### [Excerpted records]
****************************************
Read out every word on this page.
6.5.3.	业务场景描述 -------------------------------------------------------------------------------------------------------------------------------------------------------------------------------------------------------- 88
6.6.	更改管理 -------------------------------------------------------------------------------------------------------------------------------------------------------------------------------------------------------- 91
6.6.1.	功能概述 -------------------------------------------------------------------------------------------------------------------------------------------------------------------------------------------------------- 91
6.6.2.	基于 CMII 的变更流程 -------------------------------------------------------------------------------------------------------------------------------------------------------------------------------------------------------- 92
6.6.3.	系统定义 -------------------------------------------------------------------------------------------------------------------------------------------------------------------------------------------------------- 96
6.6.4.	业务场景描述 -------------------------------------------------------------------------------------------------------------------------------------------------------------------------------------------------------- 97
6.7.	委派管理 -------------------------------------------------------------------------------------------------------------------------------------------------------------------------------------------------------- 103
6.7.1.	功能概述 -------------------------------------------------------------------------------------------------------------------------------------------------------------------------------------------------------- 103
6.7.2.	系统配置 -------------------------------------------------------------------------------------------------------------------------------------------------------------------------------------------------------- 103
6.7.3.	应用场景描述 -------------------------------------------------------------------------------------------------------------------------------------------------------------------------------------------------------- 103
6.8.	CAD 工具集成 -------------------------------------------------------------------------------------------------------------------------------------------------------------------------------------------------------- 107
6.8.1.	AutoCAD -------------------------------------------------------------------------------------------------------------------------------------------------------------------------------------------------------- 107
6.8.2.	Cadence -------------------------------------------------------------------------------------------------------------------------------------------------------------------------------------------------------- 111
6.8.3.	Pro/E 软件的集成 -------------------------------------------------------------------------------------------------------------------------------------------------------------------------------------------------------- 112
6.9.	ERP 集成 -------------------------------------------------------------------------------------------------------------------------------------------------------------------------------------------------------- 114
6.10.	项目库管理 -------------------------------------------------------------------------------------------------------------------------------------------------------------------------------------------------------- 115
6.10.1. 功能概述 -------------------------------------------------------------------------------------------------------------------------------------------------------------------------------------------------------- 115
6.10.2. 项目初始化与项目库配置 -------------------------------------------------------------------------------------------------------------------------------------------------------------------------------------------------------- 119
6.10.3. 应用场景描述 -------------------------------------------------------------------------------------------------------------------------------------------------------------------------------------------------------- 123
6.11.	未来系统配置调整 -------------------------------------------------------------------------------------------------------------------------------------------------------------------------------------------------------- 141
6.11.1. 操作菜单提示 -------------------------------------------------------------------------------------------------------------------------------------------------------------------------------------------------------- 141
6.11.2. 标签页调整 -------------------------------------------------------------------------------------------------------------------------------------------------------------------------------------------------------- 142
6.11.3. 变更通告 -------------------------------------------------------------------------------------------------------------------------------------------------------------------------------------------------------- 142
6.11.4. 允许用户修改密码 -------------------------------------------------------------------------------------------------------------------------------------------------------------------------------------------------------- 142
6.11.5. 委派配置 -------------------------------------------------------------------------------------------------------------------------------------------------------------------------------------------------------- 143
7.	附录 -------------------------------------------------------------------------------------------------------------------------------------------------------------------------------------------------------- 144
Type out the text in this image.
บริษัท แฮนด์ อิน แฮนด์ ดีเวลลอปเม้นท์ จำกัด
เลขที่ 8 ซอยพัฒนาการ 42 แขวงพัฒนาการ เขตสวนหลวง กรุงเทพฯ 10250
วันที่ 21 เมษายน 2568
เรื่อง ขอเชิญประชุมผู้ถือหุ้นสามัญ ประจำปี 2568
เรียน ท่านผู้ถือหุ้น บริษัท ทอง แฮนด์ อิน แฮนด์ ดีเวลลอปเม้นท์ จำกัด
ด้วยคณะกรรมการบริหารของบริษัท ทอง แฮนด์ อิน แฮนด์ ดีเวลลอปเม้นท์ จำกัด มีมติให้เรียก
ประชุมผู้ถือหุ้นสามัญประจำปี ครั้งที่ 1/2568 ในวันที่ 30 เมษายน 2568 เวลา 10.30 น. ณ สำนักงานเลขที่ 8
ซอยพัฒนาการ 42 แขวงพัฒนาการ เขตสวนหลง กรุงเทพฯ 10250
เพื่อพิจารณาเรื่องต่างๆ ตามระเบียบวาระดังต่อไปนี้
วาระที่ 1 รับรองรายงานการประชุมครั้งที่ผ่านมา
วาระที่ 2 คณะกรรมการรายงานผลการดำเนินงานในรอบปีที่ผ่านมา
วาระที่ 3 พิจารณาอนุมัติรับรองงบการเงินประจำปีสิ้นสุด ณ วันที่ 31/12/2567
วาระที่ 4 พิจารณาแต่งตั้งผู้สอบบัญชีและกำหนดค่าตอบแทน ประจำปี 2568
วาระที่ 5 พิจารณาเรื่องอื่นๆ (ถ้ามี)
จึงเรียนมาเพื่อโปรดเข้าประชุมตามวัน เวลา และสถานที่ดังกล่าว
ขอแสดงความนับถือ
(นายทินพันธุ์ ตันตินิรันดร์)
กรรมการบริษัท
****************************************
Check each line of the records above for "งเทพฯ", and copy those that have it.

### [The answer]
เลขที่ 8 ซอยพัฒนาการ 42 แขวงพัฒนาการ เขตสวนหลวง กรุงเทพฯ 10250
ซอยพัฒนาการ 42 แขวงพัฒนาการ เขตสวนหลง กรุงเทพฯ 10250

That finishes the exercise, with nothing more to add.